Exercise task: Scan the listing below and copy every line holding "caption".

Input rows:
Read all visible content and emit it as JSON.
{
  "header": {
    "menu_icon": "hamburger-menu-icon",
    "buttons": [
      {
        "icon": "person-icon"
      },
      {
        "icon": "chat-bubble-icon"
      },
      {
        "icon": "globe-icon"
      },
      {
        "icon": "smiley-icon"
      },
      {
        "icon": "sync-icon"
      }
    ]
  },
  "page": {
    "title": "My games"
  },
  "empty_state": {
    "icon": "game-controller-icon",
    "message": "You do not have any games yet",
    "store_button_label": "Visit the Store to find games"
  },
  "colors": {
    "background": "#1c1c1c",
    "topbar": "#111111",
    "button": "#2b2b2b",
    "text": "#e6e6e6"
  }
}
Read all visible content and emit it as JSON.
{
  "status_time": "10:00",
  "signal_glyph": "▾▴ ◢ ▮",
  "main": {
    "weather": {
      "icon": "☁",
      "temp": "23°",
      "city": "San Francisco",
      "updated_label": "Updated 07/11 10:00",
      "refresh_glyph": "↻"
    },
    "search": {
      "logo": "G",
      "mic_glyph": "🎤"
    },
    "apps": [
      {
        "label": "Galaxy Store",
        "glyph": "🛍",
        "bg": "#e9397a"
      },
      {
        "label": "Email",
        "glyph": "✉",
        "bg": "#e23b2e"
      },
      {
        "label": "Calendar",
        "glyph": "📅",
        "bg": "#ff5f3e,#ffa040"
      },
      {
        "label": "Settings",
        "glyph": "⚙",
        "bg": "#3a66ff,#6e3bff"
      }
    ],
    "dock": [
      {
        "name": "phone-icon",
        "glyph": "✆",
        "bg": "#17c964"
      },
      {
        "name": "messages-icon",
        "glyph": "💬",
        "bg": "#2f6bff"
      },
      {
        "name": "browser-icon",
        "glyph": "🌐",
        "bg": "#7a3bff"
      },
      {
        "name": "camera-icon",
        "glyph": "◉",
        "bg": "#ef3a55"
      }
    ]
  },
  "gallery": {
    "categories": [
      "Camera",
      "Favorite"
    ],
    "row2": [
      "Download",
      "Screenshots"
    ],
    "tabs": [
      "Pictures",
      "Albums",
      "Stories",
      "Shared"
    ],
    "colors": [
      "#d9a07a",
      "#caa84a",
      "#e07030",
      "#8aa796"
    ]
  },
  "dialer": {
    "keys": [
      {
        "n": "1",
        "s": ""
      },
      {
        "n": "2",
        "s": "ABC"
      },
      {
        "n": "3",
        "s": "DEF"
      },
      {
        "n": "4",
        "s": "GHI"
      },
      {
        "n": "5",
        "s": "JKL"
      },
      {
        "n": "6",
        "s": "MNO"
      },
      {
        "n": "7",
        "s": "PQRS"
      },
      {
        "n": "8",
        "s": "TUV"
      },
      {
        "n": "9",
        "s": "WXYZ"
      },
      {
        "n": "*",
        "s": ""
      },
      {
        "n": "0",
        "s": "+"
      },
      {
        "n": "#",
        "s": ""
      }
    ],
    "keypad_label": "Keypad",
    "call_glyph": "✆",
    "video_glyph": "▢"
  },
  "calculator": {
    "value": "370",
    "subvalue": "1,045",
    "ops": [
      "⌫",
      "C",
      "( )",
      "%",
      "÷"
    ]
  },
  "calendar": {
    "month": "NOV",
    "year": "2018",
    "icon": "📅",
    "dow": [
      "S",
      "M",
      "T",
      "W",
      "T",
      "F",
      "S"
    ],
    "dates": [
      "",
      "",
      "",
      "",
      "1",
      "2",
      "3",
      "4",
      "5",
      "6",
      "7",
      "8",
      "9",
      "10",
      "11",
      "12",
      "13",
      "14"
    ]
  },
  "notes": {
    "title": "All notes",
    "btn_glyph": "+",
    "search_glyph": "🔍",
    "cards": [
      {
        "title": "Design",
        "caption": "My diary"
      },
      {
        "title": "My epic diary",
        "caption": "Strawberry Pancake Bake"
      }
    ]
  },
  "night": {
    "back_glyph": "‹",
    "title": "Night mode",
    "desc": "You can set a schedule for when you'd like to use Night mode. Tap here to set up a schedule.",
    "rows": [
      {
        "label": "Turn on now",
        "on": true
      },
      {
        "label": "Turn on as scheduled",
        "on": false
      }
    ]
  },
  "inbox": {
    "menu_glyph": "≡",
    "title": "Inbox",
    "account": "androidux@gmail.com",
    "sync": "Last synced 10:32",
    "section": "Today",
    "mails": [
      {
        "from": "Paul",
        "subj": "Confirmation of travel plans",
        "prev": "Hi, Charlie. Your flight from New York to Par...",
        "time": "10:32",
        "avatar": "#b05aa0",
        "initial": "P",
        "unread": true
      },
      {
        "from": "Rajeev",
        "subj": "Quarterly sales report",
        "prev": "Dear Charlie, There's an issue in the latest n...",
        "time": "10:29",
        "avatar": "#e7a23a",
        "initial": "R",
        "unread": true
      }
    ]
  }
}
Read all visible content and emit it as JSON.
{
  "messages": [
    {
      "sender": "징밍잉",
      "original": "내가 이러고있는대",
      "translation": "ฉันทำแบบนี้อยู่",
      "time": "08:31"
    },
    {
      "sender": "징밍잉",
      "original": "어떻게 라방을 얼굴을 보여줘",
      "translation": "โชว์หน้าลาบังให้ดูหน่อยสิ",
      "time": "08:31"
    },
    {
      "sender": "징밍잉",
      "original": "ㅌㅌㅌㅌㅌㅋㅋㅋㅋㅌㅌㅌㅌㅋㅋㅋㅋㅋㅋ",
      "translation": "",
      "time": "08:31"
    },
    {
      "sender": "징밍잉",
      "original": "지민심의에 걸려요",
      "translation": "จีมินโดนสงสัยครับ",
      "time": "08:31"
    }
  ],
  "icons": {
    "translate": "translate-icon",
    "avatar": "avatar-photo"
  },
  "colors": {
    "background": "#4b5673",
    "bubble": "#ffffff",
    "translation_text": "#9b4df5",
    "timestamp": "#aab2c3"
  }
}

Exercise solution:
        "caption": "My diary"
        "caption": "Strawberry Pancake Bake"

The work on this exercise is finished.